═════ EXERCISE INPUT

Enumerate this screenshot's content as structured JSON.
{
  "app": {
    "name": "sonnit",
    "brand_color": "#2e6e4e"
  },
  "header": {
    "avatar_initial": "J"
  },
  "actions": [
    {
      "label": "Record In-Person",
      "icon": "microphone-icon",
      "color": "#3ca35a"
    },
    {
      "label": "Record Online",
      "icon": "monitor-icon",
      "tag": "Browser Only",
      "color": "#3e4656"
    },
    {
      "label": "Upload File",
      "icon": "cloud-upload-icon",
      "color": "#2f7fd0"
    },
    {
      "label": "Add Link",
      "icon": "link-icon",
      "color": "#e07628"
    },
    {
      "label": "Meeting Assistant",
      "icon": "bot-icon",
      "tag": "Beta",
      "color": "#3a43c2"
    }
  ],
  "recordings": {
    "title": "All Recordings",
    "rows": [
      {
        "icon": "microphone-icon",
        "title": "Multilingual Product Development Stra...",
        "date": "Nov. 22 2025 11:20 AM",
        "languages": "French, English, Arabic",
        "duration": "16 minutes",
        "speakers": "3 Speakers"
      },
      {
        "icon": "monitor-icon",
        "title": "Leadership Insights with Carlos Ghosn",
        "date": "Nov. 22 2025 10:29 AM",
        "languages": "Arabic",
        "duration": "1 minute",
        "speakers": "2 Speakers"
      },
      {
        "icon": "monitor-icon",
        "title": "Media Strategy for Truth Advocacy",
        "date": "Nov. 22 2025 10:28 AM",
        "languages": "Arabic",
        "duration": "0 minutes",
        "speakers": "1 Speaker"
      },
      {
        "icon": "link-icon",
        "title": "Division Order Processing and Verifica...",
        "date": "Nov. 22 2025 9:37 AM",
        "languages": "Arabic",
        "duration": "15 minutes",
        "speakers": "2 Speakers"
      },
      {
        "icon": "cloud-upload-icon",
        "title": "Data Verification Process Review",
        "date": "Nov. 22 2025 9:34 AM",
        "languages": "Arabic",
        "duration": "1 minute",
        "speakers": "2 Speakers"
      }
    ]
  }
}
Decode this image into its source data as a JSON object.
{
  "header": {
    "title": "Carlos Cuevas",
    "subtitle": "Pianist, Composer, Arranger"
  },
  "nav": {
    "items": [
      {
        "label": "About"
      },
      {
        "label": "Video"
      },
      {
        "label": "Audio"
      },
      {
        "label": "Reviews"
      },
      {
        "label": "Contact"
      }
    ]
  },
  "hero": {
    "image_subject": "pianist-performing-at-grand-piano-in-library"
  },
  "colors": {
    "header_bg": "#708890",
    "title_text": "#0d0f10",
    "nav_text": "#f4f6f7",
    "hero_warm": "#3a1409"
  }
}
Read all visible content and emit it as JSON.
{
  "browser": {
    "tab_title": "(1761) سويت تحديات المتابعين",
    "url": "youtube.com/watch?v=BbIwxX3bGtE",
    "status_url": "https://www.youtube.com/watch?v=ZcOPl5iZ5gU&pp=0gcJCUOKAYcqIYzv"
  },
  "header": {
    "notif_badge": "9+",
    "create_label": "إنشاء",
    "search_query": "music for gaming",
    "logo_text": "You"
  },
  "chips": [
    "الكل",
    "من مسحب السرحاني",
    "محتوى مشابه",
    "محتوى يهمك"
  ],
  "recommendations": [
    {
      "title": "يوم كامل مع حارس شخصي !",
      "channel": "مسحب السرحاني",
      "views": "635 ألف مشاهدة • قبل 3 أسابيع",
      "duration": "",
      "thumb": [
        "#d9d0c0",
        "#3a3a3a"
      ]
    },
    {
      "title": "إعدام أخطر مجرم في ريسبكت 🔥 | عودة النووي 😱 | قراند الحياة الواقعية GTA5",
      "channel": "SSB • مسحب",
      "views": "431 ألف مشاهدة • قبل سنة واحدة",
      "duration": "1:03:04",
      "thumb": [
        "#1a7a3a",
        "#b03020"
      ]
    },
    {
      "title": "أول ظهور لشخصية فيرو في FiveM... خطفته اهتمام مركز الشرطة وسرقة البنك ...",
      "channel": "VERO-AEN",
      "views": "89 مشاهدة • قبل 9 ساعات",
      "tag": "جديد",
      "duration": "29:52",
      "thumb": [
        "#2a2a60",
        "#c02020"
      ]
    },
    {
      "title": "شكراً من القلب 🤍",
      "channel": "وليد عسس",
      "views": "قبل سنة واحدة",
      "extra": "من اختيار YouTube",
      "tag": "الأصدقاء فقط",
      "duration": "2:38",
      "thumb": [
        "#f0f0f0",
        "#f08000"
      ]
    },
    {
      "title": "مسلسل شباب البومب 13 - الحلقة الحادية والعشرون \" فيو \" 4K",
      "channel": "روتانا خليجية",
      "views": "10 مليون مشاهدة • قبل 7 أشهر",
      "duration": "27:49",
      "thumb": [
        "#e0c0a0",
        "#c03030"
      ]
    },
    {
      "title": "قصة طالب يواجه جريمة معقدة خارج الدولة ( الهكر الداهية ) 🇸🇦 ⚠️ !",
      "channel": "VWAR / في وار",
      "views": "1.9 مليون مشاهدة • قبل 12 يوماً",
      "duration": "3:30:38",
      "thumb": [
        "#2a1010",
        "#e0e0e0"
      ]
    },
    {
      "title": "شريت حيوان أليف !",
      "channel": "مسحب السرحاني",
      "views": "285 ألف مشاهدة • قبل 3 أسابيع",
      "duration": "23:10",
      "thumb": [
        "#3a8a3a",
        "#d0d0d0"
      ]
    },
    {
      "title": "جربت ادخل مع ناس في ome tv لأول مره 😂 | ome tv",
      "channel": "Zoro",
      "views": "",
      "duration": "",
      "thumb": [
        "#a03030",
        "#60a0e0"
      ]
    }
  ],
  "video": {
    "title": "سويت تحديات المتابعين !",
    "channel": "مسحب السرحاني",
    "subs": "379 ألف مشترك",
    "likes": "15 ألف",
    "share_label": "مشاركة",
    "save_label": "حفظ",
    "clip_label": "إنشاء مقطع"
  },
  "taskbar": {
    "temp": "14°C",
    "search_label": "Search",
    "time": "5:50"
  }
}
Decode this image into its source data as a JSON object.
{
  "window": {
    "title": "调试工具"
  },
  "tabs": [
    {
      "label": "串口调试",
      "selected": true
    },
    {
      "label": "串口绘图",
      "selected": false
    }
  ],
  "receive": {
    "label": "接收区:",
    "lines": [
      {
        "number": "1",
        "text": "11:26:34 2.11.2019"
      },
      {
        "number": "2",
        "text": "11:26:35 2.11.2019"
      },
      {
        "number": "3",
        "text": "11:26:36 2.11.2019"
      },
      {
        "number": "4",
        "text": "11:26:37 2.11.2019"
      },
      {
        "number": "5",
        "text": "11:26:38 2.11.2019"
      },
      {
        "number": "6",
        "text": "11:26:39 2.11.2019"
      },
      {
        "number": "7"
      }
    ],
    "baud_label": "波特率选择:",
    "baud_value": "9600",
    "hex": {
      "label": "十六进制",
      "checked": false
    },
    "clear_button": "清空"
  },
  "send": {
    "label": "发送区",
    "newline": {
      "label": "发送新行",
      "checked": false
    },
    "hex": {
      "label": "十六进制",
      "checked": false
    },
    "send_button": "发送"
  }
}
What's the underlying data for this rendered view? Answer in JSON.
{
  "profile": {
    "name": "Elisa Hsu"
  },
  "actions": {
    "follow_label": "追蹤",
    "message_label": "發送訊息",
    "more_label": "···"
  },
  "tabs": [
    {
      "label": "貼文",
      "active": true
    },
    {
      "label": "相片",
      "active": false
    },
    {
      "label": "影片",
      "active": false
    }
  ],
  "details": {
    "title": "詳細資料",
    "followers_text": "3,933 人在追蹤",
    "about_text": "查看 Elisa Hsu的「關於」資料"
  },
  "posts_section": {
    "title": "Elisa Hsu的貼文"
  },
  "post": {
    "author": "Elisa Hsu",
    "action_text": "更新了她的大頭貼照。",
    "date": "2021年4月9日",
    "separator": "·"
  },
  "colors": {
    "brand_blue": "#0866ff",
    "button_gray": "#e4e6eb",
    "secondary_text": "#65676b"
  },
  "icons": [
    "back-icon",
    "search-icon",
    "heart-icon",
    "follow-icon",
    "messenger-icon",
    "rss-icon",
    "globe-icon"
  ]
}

══════════

→ DO THIS
Copy out every line of the listing that includes the string "watch".

→ EXERCISE SOLUTION
    "url": "youtube.com/watch?v=BbIwxX3bGtE",
    "status_url": "https://www.youtube.com/watch?v=ZcOPl5iZ5gU&pp=0gcJCUOKAYcqIYzv"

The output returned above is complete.